• **TASK BRIEF**: Read the records and write them out again exactly.

• **DATA LISTING**:
· · · · ·

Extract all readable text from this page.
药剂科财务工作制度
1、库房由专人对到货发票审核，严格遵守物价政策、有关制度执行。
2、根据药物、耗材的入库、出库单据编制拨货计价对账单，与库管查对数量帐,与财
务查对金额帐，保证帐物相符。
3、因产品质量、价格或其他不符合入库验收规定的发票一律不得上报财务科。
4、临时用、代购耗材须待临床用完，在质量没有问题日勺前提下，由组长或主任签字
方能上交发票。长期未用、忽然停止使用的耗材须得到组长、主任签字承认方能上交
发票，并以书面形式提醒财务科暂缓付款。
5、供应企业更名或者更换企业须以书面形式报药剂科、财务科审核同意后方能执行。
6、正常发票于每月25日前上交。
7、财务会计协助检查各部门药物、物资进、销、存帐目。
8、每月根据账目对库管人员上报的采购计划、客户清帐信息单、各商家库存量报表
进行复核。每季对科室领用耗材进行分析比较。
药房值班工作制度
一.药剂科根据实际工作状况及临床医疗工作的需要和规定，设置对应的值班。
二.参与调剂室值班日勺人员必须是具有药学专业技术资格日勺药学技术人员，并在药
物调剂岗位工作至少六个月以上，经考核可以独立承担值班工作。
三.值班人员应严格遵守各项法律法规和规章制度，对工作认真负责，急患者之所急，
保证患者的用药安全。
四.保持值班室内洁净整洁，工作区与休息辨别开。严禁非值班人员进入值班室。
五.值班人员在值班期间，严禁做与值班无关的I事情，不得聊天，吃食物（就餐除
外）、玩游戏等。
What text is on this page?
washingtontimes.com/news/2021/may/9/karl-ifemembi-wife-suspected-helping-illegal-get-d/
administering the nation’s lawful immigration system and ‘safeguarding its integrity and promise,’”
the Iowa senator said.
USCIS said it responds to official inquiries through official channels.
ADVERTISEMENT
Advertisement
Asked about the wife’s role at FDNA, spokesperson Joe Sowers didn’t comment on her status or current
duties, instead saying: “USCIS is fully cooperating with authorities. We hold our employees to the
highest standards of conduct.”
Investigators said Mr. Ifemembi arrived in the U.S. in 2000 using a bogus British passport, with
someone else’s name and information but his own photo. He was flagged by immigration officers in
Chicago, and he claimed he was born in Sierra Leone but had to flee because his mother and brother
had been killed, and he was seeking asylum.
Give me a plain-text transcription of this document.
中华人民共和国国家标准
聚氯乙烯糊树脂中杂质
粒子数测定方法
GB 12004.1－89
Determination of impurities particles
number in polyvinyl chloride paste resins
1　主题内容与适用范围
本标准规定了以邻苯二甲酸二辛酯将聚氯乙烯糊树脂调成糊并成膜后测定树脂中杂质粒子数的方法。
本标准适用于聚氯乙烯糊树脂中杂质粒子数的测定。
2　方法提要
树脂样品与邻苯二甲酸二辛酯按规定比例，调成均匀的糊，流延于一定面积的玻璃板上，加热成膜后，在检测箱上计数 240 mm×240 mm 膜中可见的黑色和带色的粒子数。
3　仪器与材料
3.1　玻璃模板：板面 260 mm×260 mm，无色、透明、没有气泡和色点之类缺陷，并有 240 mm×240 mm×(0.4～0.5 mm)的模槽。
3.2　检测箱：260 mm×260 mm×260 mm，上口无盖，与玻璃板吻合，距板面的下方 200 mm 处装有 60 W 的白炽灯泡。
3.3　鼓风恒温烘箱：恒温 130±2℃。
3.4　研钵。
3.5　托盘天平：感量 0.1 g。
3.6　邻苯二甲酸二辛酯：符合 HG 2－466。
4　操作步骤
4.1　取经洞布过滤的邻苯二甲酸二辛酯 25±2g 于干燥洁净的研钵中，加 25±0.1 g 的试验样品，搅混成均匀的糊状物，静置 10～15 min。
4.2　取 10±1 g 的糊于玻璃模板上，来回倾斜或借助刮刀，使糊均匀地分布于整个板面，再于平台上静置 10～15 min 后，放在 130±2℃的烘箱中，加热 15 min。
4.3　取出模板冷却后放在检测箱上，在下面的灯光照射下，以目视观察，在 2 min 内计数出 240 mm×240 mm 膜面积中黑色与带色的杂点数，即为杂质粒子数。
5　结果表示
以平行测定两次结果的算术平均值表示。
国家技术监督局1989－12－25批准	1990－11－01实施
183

· · · · ·

• **RESPONSE TO THE EXERCISE**:
Extract all readable text from this page.
药剂科财务工作制度
1、库房由专人对到货发票审核，严格遵守物价政策、有关制度执行。
2、根据药物、耗材的入库、出库单据编制拨货计价对账单，与库管查对数量帐,与财
务查对金额帐，保证帐物相符。
3、因产品质量、价格或其他不符合入库验收规定的发票一律不得上报财务科。
4、临时用、代购耗材须待临床用完，在质量没有问题日勺前提下，由组长或主任签字
方能上交发票。长期未用、忽然停止使用的耗材须得到组长、主任签字承认方能上交
发票，并以书面形式提醒财务科暂缓付款。
5、供应企业更名或者更换企业须以书面形式报药剂科、财务科审核同意后方能执行。
6、正常发票于每月25日前上交。
7、财务会计协助检查各部门药物、物资进、销、存帐目。
8、每月根据账目对库管人员上报的采购计划、客户清帐信息单、各商家库存量报表
进行复核。每季对科室领用耗材进行分析比较。
药房值班工作制度
一.药剂科根据实际工作状况及临床医疗工作的需要和规定，设置对应的值班。
二.参与调剂室值班日勺人员必须是具有药学专业技术资格日勺药学技术人员，并在药
物调剂岗位工作至少六个月以上，经考核可以独立承担值班工作。
三.值班人员应严格遵守各项法律法规和规章制度，对工作认真负责，急患者之所急，
保证患者的用药安全。
四.保持值班室内洁净整洁，工作区与休息辨别开。严禁非值班人员进入值班室。
五.值班人员在值班期间，严禁做与值班无关的I事情，不得聊天，吃食物（就餐除
外）、玩游戏等。
What text is on this page?
washingtontimes.com/news/2021/may/9/karl-ifemembi-wife-suspected-helping-illegal-get-d/
administering the nation’s lawful immigration system and ‘safeguarding its integrity and promise,’”
the Iowa senator said.
USCIS said it responds to official inquiries through official channels.
ADVERTISEMENT
Advertisement
Asked about the wife’s role at FDNA, spokesperson Joe Sowers didn’t comment on her status or current
duties, instead saying: “USCIS is fully cooperating with authorities. We hold our employees to the
highest standards of conduct.”
Investigators said Mr. Ifemembi arrived in the U.S. in 2000 using a bogus British passport, with
someone else’s name and information but his own photo. He was flagged by immigration officers in
Chicago, and he claimed he was born in Sierra Leone but had to flee because his mother and brother
had been killed, and he was seeking asylum.
Give me a plain-text transcription of this document.
中华人民共和国国家标准
聚氯乙烯糊树脂中杂质
粒子数测定方法
GB 12004.1－89
Determination of impurities particles
number in polyvinyl chloride paste resins
1　主题内容与适用范围
本标准规定了以邻苯二甲酸二辛酯将聚氯乙烯糊树脂调成糊并成膜后测定树脂中杂质粒子数的方法。
本标准适用于聚氯乙烯糊树脂中杂质粒子数的测定。
2　方法提要
树脂样品与邻苯二甲酸二辛酯按规定比例，调成均匀的糊，流延于一定面积的玻璃板上，加热成膜后，在检测箱上计数 240 mm×240 mm 膜中可见的黑色和带色的粒子数。
3　仪器与材料
3.1　玻璃模板：板面 260 mm×260 mm，无色、透明、没有气泡和色点之类缺陷，并有 240 mm×240 mm×(0.4～0.5 mm)的模槽。
3.2　检测箱：260 mm×260 mm×260 mm，上口无盖，与玻璃板吻合，距板面的下方 200 mm 处装有 60 W 的白炽灯泡。
3.3　鼓风恒温烘箱：恒温 130±2℃。
3.4　研钵。
3.5　托盘天平：感量 0.1 g。
3.6　邻苯二甲酸二辛酯：符合 HG 2－466。
4　操作步骤
4.1　取经洞布过滤的邻苯二甲酸二辛酯 25±2g 于干燥洁净的研钵中，加 25±0.1 g 的试验样品，搅混成均匀的糊状物，静置 10～15 min。
4.2　取 10±1 g 的糊于玻璃模板上，来回倾斜或借助刮刀，使糊均匀地分布于整个板面，再于平台上静置 10～15 min 后，放在 130±2℃的烘箱中，加热 15 min。
4.3　取出模板冷却后放在检测箱上，在下面的灯光照射下，以目视观察，在 2 min 内计数出 240 mm×240 mm 膜面积中黑色与带色的杂点数，即为杂质粒子数。
5　结果表示
以平行测定两次结果的算术平均值表示。
国家技术监督局1989－12－25批准	1990－11－01实施
183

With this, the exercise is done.